● **Exercise description**: In the records below, work out how many lines hold the word "near". Report the number alone.

.....

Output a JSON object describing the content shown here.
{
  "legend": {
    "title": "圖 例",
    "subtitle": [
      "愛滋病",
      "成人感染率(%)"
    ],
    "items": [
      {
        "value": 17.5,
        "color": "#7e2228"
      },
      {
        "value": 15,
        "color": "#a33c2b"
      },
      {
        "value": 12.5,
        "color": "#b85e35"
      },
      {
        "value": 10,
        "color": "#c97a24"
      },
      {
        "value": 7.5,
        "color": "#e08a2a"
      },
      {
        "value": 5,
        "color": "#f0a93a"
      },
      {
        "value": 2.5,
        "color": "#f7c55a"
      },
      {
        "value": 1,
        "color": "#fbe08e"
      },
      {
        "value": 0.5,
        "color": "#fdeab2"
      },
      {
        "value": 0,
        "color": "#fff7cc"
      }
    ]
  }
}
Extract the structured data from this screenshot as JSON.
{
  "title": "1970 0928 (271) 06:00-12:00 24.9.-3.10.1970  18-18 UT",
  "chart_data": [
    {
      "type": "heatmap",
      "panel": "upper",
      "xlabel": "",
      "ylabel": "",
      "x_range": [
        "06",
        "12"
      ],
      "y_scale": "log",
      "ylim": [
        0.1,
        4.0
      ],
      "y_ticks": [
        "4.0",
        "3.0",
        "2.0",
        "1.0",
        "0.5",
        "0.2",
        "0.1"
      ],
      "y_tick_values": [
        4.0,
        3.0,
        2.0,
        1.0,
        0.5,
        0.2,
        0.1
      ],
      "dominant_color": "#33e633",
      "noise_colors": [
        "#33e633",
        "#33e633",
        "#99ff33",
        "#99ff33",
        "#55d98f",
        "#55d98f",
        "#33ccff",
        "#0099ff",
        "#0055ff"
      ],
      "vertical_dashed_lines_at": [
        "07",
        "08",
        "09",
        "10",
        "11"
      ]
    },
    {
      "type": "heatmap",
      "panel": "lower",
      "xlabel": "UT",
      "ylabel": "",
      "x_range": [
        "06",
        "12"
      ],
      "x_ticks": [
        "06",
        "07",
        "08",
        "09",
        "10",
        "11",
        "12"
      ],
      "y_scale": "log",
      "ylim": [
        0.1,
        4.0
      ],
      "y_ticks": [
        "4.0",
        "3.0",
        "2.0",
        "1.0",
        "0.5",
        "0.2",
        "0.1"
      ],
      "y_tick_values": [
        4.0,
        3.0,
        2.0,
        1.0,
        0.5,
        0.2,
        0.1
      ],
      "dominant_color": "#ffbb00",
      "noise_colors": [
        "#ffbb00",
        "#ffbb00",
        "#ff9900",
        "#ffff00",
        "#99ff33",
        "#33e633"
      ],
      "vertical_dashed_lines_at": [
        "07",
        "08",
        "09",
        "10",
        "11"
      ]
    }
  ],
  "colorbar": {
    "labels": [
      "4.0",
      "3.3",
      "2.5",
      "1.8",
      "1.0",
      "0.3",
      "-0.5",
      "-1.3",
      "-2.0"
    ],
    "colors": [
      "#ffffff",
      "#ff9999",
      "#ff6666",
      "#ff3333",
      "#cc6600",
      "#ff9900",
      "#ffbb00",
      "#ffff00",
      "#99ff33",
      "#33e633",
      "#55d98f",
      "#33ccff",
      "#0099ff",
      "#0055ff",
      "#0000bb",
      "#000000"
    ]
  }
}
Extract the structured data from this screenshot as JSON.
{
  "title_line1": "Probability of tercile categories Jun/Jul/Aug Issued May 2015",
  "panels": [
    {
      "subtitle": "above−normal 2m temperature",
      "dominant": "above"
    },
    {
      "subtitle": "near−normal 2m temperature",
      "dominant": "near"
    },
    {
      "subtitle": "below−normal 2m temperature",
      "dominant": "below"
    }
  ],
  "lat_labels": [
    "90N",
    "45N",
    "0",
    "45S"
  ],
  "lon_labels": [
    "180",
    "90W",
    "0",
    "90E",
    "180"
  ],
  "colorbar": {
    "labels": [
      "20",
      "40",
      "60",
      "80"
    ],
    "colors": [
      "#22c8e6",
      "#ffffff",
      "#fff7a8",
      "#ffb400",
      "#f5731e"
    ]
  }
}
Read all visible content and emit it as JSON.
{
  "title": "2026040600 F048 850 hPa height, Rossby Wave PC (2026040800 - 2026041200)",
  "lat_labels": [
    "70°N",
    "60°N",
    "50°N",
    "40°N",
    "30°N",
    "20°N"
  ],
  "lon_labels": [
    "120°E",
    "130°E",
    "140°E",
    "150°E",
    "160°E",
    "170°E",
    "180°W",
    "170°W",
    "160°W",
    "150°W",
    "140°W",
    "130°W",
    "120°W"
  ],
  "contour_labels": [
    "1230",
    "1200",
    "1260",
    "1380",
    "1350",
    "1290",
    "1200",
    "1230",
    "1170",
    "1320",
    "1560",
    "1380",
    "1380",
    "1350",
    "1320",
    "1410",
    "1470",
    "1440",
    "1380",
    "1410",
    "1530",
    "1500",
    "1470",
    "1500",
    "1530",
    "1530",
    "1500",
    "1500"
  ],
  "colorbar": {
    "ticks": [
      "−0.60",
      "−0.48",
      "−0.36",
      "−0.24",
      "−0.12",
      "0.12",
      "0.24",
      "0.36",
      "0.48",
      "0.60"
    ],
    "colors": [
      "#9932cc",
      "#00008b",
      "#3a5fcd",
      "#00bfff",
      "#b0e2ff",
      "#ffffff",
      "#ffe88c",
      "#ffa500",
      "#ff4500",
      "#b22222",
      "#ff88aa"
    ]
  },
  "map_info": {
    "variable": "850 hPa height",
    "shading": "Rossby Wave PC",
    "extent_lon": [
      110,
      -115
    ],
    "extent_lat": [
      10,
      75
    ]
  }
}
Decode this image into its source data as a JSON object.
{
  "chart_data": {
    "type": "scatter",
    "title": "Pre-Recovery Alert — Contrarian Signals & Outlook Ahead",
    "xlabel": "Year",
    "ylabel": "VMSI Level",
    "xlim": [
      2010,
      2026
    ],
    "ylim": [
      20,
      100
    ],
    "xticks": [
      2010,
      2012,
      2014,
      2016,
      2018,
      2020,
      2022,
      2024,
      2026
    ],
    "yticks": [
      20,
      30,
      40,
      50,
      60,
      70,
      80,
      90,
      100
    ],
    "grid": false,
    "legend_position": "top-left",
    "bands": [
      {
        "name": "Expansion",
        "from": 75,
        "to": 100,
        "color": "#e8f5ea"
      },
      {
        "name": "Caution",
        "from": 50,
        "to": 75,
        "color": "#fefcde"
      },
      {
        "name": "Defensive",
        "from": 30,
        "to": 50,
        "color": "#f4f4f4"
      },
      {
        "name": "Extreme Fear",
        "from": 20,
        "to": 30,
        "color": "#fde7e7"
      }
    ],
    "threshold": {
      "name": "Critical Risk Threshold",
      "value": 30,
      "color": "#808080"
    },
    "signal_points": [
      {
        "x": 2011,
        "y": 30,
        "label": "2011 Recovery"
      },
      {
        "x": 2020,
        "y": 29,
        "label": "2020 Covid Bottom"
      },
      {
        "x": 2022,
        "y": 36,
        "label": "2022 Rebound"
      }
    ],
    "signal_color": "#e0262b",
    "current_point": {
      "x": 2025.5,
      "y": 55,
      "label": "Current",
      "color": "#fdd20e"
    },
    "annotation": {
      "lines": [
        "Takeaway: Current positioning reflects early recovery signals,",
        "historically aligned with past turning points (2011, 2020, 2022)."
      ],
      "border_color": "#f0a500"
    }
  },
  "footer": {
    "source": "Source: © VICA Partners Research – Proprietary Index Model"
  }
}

.....

● **Task response**: 2